## REQUEST 1
Translate this sentence from the forum thread on variable-width integers in DataView into Spanish: "Each byte in the varint has a continuation bit that indicates if the byte that follows it is part of the varint."
## REQUEST 2
From the forum thread on variable-width integers in DataView, return the part that opens with the words containing "i think it would" and closes with "up 8 bytes.", copied word for word.

## QUOTED TEXT
━━━━━━━━

[DataView] variable int

Variable-width integers, or varints, are encoding unsigned integers using anywhere between one to many bytes, with small values using fewer bytes.

Each byte in the varint has a continuation bit that indicates if the byte that follows it is part of the varint. This is the most significant bit (MSB) of the byte (sometimes also called the sign bit). The lower 7 bits are a payload; the resulting integer is built by appending together the 7-bit payloads of its constituent bytes.

A few modern encode/decoder use this to it's advantage, protobuf for instance and google's structuredClone algoritm use this for instance in IndexedDB

i think it would be cool if we could have this built in to DataView as a both getter & setter.

2 Likes

To clarify, you would like to assign an arbitrary BigInt to a DataView in one single operation, not limited to 64bits.

That's correct. the 7 bit would be a continuation flag indicating that you need to read the next byte, so smaller number === fewer bytes.

Maybe it don't have to be limitied to just BigInt? but could also work for regular numbers too? But i guess using BigInt for this purpose makes more sense.

Currently if you have a BigInt and want to store this value in a typed array, then you have to use setBigUint64 that currently needs 8 bytes (64 bits) but if the value is only 4n then it can safely be stored in just one byte. instead of taking up 8 bytes.


Also it would be useful to know how many bytes you are reading/writing so that you know how many bytes you must skip/jump to next offset. so a return value of { value: 300n, read: 2 } is needed.

I like this idea because it can also be applied to bools. If we ever get a built-in BooleanArray or Uint1Array (inherits from TypedArray) then each bool would only "allocate" 1 bit instead of the usual byte.

However, I don't understand what's the point of having a "signal/metadata" bit and 7bits of payload, it just overcomplicates the data structure and turns it into something similar to a linked-list, which has O(n) (sequential) access times

Never considered Booleans but heck yea, that would be nice to have as well. Easy access to read/write one bit in one byte. but that wasn't the reason why i created this issue. and that's a bit of topic from this feature request i made

overcomplicates the data structure and turns it into something similar to a linked-list, which has O(n)

Even if it's more complicated structure, it's still a widely popuplar format that some frameworks uses, It's a more compact way of storing any arbitrary lengthy integers that can save a bunch of bytes to make the payload smaller. it is also more flexiable to work with it cuz your data can grow to any size you like.

There is a npm package called varint varint - npm that dose exactly this. and it's downloaded over 600k times per week and has 300+ packages that depends on it.

━━━━━━━━

## PROVIDED MATERIAL
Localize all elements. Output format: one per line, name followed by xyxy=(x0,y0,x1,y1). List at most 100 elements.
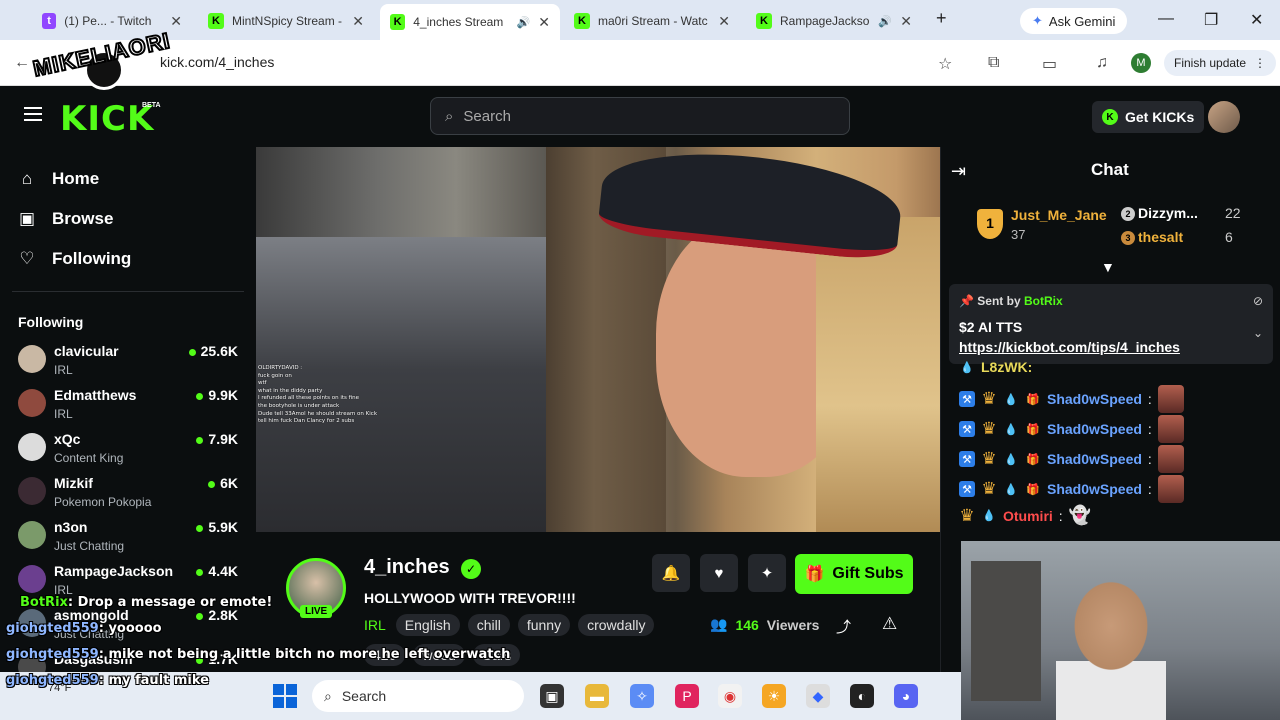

━━━━━━━━

## TASK OUTPUT 1
Cada byte del varint tiene un bit de continuación que indica si el byte que le sigue forma parte del varint.

## TASK OUTPUT 2
i think it would be cool if we could have this built in to DataView as a both getter & setter.

2 Likes

To clarify, you would like to assign an arbitrary BigInt to a DataView in one single operation, not limited to 64bits.

That's correct. the 7 bit would be a continuation flag indicating that you need to read the next byte, so smaller number === fewer bytes.

Maybe it don't have to be limitied to just BigInt? but could also work for regular numbers too? But i guess using BigInt for this purpose makes more sense.

Currently if you have a BigInt and want to store this value in a typed array, then you have to use setBigUint64 that currently needs 8 bytes (64 bits) but if the value is only 4n then it can safely be stored in just one byte. instead of taking up 8 bytes.